▶ _WORK REQUIRED_
Identify each line below containing the string "ปเนต" and copy it.

Stored records
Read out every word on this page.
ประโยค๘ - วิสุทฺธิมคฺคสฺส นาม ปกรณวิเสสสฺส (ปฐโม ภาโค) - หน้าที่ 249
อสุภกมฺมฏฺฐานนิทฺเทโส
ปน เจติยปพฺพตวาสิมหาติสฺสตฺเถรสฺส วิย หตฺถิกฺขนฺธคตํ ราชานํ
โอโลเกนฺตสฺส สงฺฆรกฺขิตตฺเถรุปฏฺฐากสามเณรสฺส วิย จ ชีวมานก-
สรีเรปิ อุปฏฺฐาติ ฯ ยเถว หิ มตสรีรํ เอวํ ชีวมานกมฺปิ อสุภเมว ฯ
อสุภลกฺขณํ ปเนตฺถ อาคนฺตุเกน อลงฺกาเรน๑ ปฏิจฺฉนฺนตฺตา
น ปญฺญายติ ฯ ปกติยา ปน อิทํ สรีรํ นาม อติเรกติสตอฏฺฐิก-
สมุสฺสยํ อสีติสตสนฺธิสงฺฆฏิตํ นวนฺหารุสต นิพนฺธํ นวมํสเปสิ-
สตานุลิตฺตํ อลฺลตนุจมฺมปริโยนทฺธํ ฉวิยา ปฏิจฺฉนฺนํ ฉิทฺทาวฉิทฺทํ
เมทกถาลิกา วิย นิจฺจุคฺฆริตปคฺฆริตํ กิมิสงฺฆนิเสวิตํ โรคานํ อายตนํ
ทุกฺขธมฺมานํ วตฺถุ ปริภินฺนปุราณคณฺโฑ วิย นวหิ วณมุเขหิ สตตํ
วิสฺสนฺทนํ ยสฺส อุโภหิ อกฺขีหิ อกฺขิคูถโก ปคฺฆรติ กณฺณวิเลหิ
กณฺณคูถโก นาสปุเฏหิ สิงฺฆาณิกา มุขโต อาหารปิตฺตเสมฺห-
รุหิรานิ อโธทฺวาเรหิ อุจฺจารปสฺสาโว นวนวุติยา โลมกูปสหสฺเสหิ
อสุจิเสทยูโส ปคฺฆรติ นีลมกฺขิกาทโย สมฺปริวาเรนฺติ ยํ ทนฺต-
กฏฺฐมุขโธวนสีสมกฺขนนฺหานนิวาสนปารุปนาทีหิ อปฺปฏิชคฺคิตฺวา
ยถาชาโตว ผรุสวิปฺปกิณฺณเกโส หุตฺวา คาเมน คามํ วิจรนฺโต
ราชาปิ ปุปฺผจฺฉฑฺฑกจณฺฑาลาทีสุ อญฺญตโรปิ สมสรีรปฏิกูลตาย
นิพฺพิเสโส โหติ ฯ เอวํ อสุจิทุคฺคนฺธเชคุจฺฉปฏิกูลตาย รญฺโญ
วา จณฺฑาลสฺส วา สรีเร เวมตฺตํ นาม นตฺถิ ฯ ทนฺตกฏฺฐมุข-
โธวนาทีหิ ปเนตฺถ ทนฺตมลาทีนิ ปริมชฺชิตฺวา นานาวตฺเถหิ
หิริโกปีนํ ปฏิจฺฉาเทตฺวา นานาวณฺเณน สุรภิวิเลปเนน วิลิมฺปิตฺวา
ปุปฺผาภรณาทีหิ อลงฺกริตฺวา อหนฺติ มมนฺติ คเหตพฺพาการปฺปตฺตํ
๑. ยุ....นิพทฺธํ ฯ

▶ _RESPONSE TO THIS EXERCISE_
อสุภลกฺขณํ ปเนตฺถ อาคนฺตุเกน อลงฺกาเรน๑ ปฏิจฺฉนฺนตฺตา
โธวนาทีหิ ปเนตฺถ ทนฺตมลาทีนิ ปริมชฺชิตฺวา นานาวตฺเถหิ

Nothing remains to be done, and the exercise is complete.